**SUPPLIED DATA:**
## Start

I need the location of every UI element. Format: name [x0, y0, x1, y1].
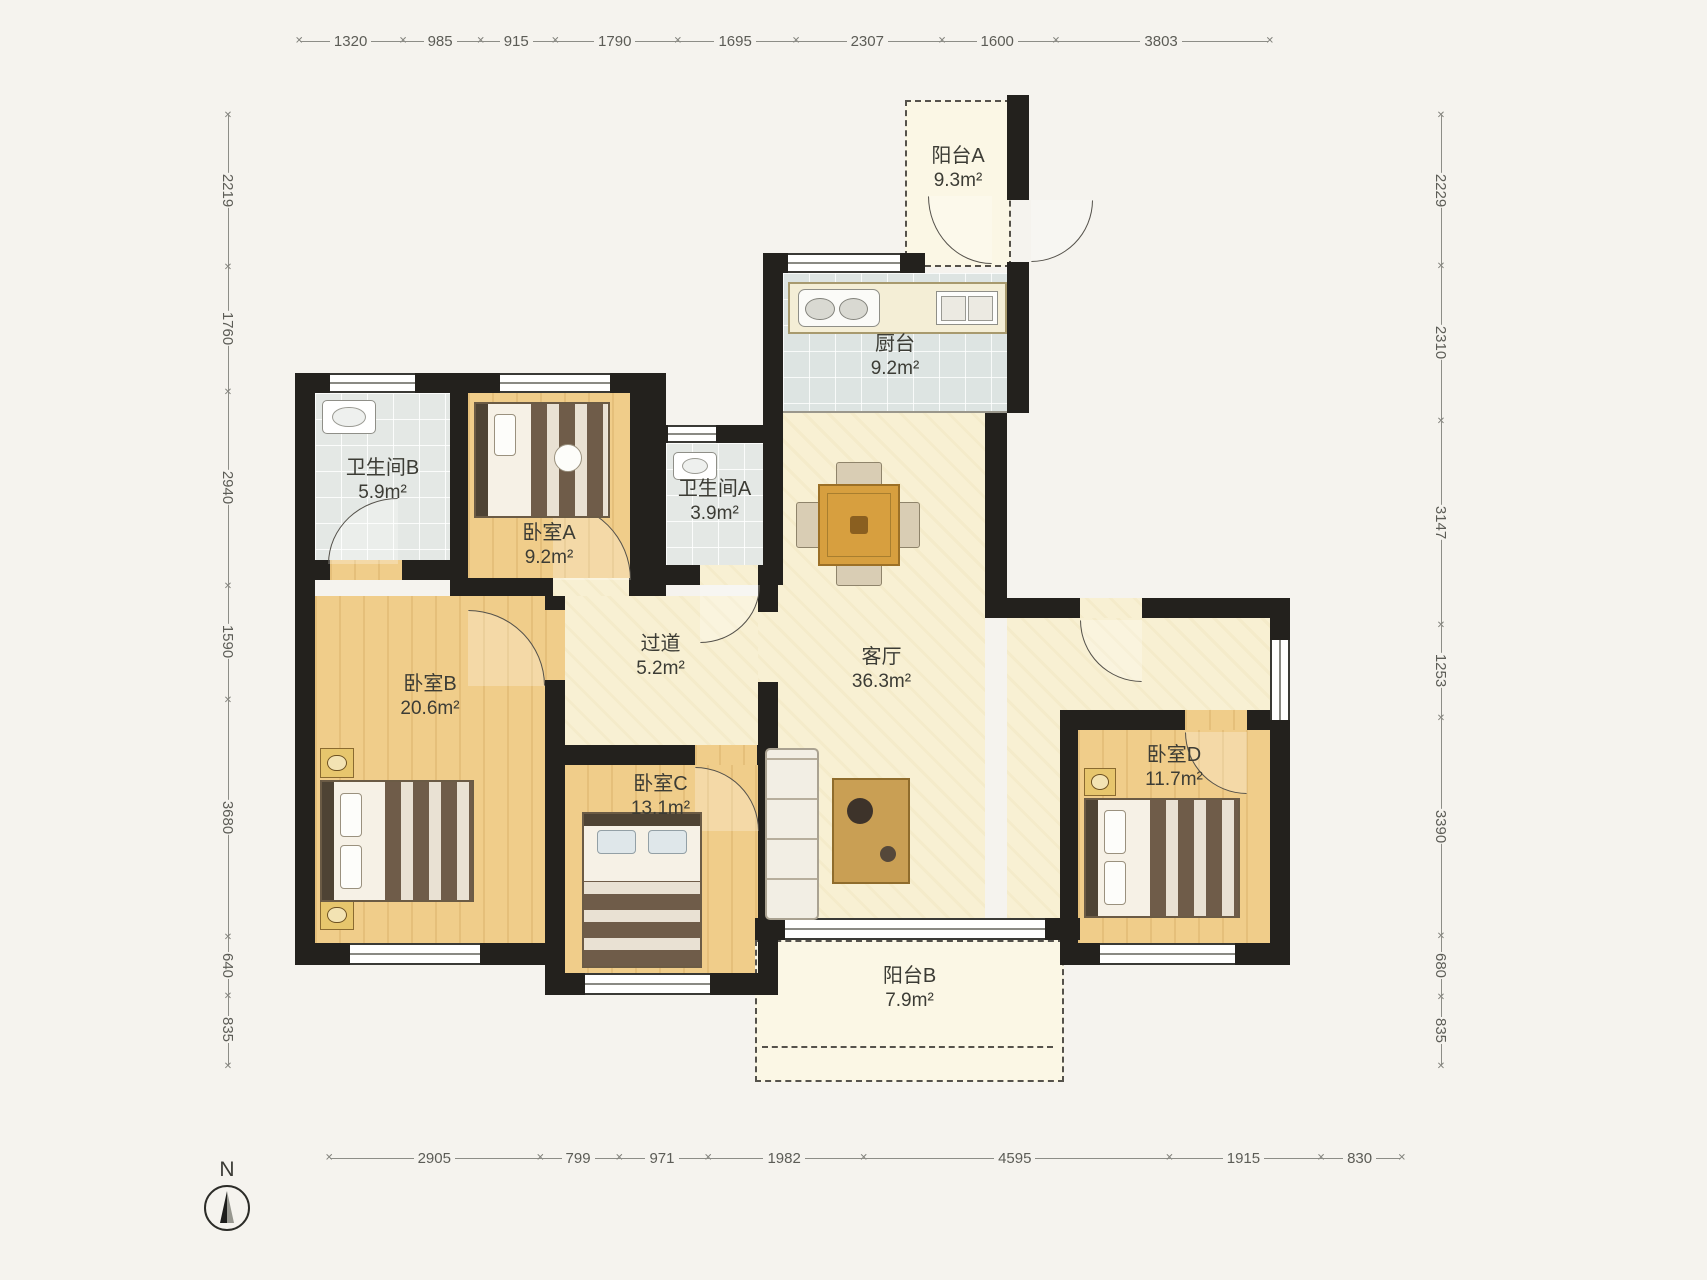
room-name: 厨台 [783, 332, 1007, 357]
dim-label: 3147 [1431, 504, 1452, 539]
window [330, 373, 415, 393]
room-name: 卫生间B [315, 456, 450, 481]
dim-segment: 835 [215, 995, 241, 1065]
room-area: 5.9m² [315, 481, 450, 505]
dim-label: 1982 [763, 1150, 804, 1167]
dining-set-icon [796, 462, 918, 584]
room-name: 卧室D [1078, 743, 1270, 768]
wall [630, 373, 648, 596]
window [585, 973, 710, 995]
compass-needle [220, 1191, 227, 1223]
window [1100, 943, 1235, 965]
nightstand-icon [320, 900, 354, 930]
room-name: 客厅 [778, 645, 985, 670]
north-label: N [200, 1158, 254, 1182]
dim-label: 1695 [714, 33, 755, 50]
dim-segment: 4595 [862, 1145, 1168, 1171]
room-area: 7.9m² [757, 989, 1062, 1013]
dim-label: 4595 [994, 1150, 1035, 1167]
dim-segment: 1760 [215, 266, 241, 390]
wall [450, 373, 468, 578]
dim-label: 1320 [330, 33, 371, 50]
dim-segment: 3680 [215, 699, 241, 936]
dim-label: 2940 [218, 470, 239, 505]
dim-label: 1790 [594, 33, 635, 50]
dim-label: 2307 [847, 33, 888, 50]
room-name: 过道 [563, 632, 758, 657]
wall [985, 413, 1007, 618]
dim-label: 640 [218, 952, 239, 979]
dim-label: 1915 [1223, 1150, 1264, 1167]
dim-label: 2905 [414, 1150, 455, 1167]
bed-icon-bedroom-d [1084, 798, 1240, 918]
dim-segment: 1253 [1428, 624, 1454, 718]
dim-label: 835 [218, 1016, 239, 1043]
wall [648, 393, 666, 583]
room-area: 9.3m² [907, 169, 1009, 193]
dim-label: 1600 [977, 33, 1018, 50]
dim-segment: 1590 [215, 585, 241, 699]
dim-segment: 971 [618, 1145, 707, 1171]
wall [1007, 262, 1029, 413]
dim-label: 680 [1431, 952, 1452, 979]
room-area: 9.2m² [468, 546, 630, 570]
dim-segment: 3803 [1054, 28, 1268, 54]
dim-segment: 985 [401, 28, 479, 54]
floorplan-canvas: 1320 985 915 1790 1695 2307 1600 3803 22… [0, 0, 1707, 1280]
dining-table-icon [818, 484, 900, 566]
door-opening [553, 578, 629, 596]
sofa-icon [765, 748, 819, 920]
kitchen-counter-icon [788, 282, 1007, 334]
dim-segment: 835 [1428, 996, 1454, 1065]
dimension-chain-left: 2219 1760 2940 1590 3680 640 835 [215, 115, 241, 1065]
door-opening [545, 610, 565, 680]
dim-segment: 3390 [1428, 717, 1454, 935]
dim-segment: 1695 [676, 28, 794, 54]
dim-label: 2310 [1431, 325, 1452, 360]
window [1270, 640, 1290, 720]
dim-segment: 640 [215, 936, 241, 995]
bed-icon-bedroom-b [320, 780, 474, 902]
dim-segment: 830 [1319, 1145, 1400, 1171]
door-opening [700, 565, 758, 585]
door-opening [758, 612, 778, 682]
dim-label: 3390 [1431, 809, 1452, 844]
room-area: 36.3m² [778, 670, 985, 694]
washbasin-icon [673, 452, 717, 480]
room-name: 卧室C [563, 772, 758, 797]
dim-segment: 2310 [1428, 265, 1454, 420]
window [788, 253, 900, 273]
stove-icon [798, 289, 880, 327]
window [785, 918, 1045, 940]
dim-label: 985 [424, 33, 457, 50]
room-area: 3.9m² [666, 502, 763, 526]
dim-segment: 680 [1428, 935, 1454, 995]
dim-segment: 2940 [215, 391, 241, 585]
room-area: 11.7m² [1078, 768, 1270, 792]
dim-segment: 3147 [1428, 420, 1454, 624]
nightstand-icon [320, 748, 354, 778]
coffee-table-icon [832, 778, 910, 884]
dim-segment: 2307 [794, 28, 940, 54]
dim-label: 1760 [218, 311, 239, 346]
dim-segment: 1915 [1168, 1145, 1320, 1171]
room-name: 卫生间A [666, 477, 763, 502]
wall [1007, 95, 1029, 200]
door-opening [1080, 598, 1142, 618]
room-area: 9.2m² [783, 357, 1007, 381]
window [668, 425, 716, 443]
dim-segment: 1600 [940, 28, 1054, 54]
dim-label: 1590 [218, 624, 239, 659]
dim-label: 2219 [218, 173, 239, 208]
dim-label: 830 [1343, 1150, 1376, 1167]
north-indicator: N [200, 1158, 254, 1231]
wall [763, 253, 783, 583]
room-name: 阳台A [907, 144, 1009, 169]
room-balcony-b: 阳台B7.9m² [755, 940, 1064, 1082]
window [350, 943, 480, 965]
room-name: 卧室A [468, 521, 630, 546]
floor-boundary-line [783, 411, 1007, 413]
bed-icon-bedroom-a [474, 402, 610, 518]
compass-icon [204, 1185, 250, 1231]
room-name: 阳台B [757, 964, 1062, 989]
dim-segment: 1790 [553, 28, 676, 54]
room-area: 13.1m² [563, 797, 758, 821]
dim-segment: 2219 [215, 115, 241, 266]
dim-label: 799 [562, 1150, 595, 1167]
dimension-chain-bottom: 2905 799 971 1982 4595 1915 830 [330, 1145, 1400, 1171]
dim-label: 3680 [218, 800, 239, 835]
balcony-rail-line [762, 1046, 1053, 1048]
dim-label: 2229 [1431, 172, 1452, 207]
dim-label: 3803 [1140, 33, 1181, 50]
dim-segment: 2229 [1428, 115, 1454, 265]
washbasin-icon [322, 400, 376, 434]
dim-label: 1253 [1431, 653, 1452, 688]
dim-segment: 2905 [330, 1145, 539, 1171]
compass-needle [227, 1191, 234, 1223]
door-arc-entry [1031, 200, 1093, 262]
bed-icon-bedroom-c [582, 812, 702, 968]
dim-segment: 799 [539, 1145, 618, 1171]
dim-label: 835 [1431, 1017, 1452, 1044]
door-opening [1185, 710, 1247, 730]
door-opening [695, 745, 757, 765]
room-area: 20.6m² [315, 697, 545, 721]
dim-segment: 1982 [706, 1145, 861, 1171]
dim-segment: 1320 [300, 28, 401, 54]
dim-segment: 915 [479, 28, 554, 54]
sink-icon [936, 291, 998, 325]
wall [295, 373, 315, 965]
room-name: 卧室B [315, 672, 545, 697]
room-area: 5.2m² [563, 657, 758, 681]
dim-label: 971 [645, 1150, 678, 1167]
window [500, 373, 610, 393]
dimension-chain-right: 2229 2310 3147 1253 3390 680 835 [1428, 115, 1454, 1065]
dim-label: 915 [500, 33, 533, 50]
dimension-chain-top: 1320 985 915 1790 1695 2307 1600 3803 [300, 28, 1268, 54]
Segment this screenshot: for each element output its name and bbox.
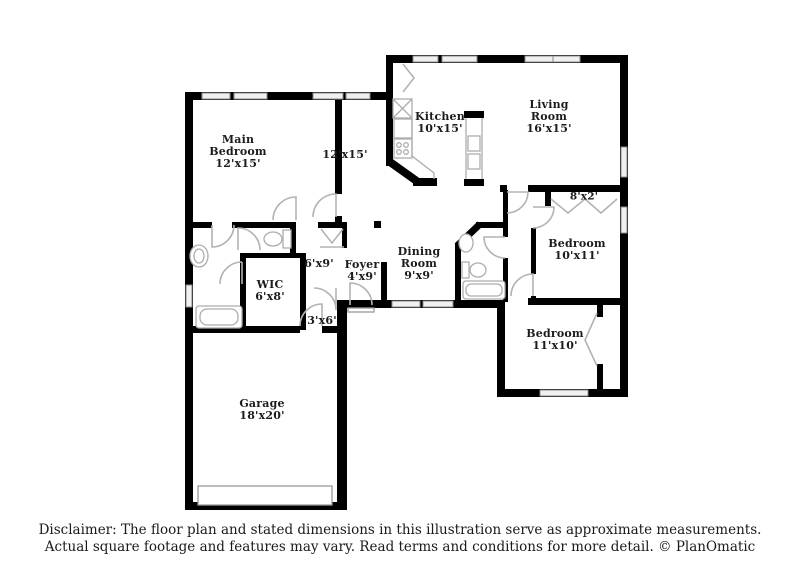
island-sink-icon xyxy=(468,136,480,151)
room-label-hall-6x9: 6'x9' xyxy=(299,258,339,270)
window xyxy=(621,147,627,177)
toilet-tank-icon xyxy=(283,230,291,248)
wall xyxy=(335,100,342,194)
bifold-door xyxy=(321,229,343,243)
range-icon xyxy=(394,139,412,158)
door-arc xyxy=(507,192,528,213)
wall-post xyxy=(374,221,381,228)
wall xyxy=(413,178,437,186)
room-dims: 10'x15' xyxy=(410,123,470,135)
wall xyxy=(597,303,603,317)
door-arc xyxy=(220,262,242,284)
wall xyxy=(545,192,551,206)
wall xyxy=(597,364,603,391)
window xyxy=(621,207,627,233)
toilet-tank-icon xyxy=(462,262,469,278)
toilet-icon xyxy=(264,232,282,246)
room-dims: 4'x9' xyxy=(339,271,385,283)
wall xyxy=(232,222,292,228)
window xyxy=(442,56,477,62)
door-arc xyxy=(212,225,234,247)
room-dims: 10'x11' xyxy=(544,250,610,262)
room-label-foyer: Foyer 4'x9' xyxy=(339,259,385,283)
burner-icon xyxy=(404,150,409,155)
door-arc xyxy=(511,274,533,296)
toilet-icon xyxy=(470,263,486,277)
room-label-wic: WIC 6'x8' xyxy=(248,279,292,303)
window xyxy=(540,390,588,396)
room-label-dining-room: Dining Room 9'x9' xyxy=(393,246,445,282)
room-label-hall-3x6: 3'x6' xyxy=(302,315,342,327)
room-name: Living Room xyxy=(524,99,574,123)
bathtub-icon xyxy=(466,284,502,296)
sink-icon xyxy=(194,249,204,263)
window xyxy=(553,56,580,62)
door-arc xyxy=(273,197,296,220)
door-arc xyxy=(314,288,336,310)
garage-door xyxy=(198,486,332,505)
room-label-kitchen: Kitchen 10'x15' xyxy=(410,111,470,135)
window xyxy=(346,93,370,99)
room-dims: 11'x10' xyxy=(522,340,588,352)
wall xyxy=(342,222,347,248)
room-dims: 8'x2' xyxy=(561,191,607,202)
wall xyxy=(528,298,628,305)
room-dims: 9'x9' xyxy=(393,270,445,282)
wall xyxy=(455,243,461,302)
room-name: Main Bedroom xyxy=(205,134,271,158)
bathtub-icon xyxy=(200,309,238,325)
entry-threshold xyxy=(348,308,374,312)
room-label-living-room: Living Room 16'x15' xyxy=(524,99,574,135)
window xyxy=(525,56,553,62)
room-dims: 3'x6' xyxy=(302,315,342,327)
disclaimer-line-1: Disclaimer: The floor plan and stated di… xyxy=(0,522,800,539)
room-label-garage: Garage 18'x20' xyxy=(232,398,292,422)
room-name: Dining Room xyxy=(393,246,445,270)
burner-icon xyxy=(397,143,402,148)
door-arc xyxy=(533,207,554,228)
window xyxy=(313,93,343,99)
burner-icon xyxy=(404,143,409,148)
room-label-closet-8x2: 8'x2' xyxy=(561,191,607,202)
window xyxy=(413,56,438,62)
wall-post xyxy=(500,185,507,192)
floor-plan-drawing xyxy=(0,0,800,582)
burner-icon xyxy=(397,150,402,155)
door-arc xyxy=(238,228,260,250)
room-label-bedroom-3: Bedroom 11'x10' xyxy=(522,328,588,352)
window xyxy=(392,301,420,307)
room-dims: 16'x15' xyxy=(524,123,574,135)
wall xyxy=(386,100,393,166)
wall xyxy=(337,300,505,308)
room-dims: 6'x8' xyxy=(248,291,292,303)
wall xyxy=(531,228,536,274)
room-label-main-bedroom: Main Bedroom 12'x15' xyxy=(205,134,271,170)
sink-icon xyxy=(459,234,473,252)
window xyxy=(423,301,453,307)
window xyxy=(186,285,192,307)
room-dims: 18'x20' xyxy=(232,410,292,422)
room-label-bonus-room: 12'x15' xyxy=(315,149,375,161)
room-dims: 12'x15' xyxy=(315,149,375,161)
room-dims: 6'x9' xyxy=(299,258,339,270)
wall xyxy=(497,300,505,397)
disclaimer-line-2: Actual square footage and features may v… xyxy=(0,539,800,556)
window xyxy=(202,93,230,99)
wall xyxy=(240,253,306,258)
door-arc xyxy=(484,237,505,258)
window xyxy=(234,93,267,99)
disclaimer-text: Disclaimer: The floor plan and stated di… xyxy=(0,522,800,556)
floor-plan-image: Main Bedroom 12'x15' 12'x15' Kitchen 10'… xyxy=(0,0,800,582)
island-sink-icon xyxy=(468,154,480,169)
island-cap xyxy=(464,179,484,186)
wall xyxy=(190,222,212,228)
bifold-door xyxy=(403,64,414,92)
room-label-bedroom-2: Bedroom 10'x11' xyxy=(544,238,610,262)
door-arc xyxy=(313,194,336,217)
room-dims: 12'x15' xyxy=(205,158,271,170)
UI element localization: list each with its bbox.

## End

**INSTRUCTIONS TO FOLLOW:** Copy the lines of the records word for word, from the line holding "island-sink-icon xyxy=(468,136,480,151)" through the line holding "wall xyxy=(597,364,603,391)", including both of those lines.

**ANSWER TO THE PROBLEM:**
island-sink-icon xyxy=(468,136,480,151)
room-label-hall-6x9: 6'x9' xyxy=(299,258,339,270)
window xyxy=(621,147,627,177)
toilet-tank-icon xyxy=(283,230,291,248)
wall xyxy=(335,100,342,194)
bifold-door xyxy=(321,229,343,243)
range-icon xyxy=(394,139,412,158)
door-arc xyxy=(507,192,528,213)
wall-post xyxy=(374,221,381,228)
wall xyxy=(413,178,437,186)
room-dims: 10'x15' xyxy=(410,123,470,135)
wall xyxy=(597,303,603,317)
door-arc xyxy=(220,262,242,284)
wall xyxy=(545,192,551,206)
wall xyxy=(597,364,603,391)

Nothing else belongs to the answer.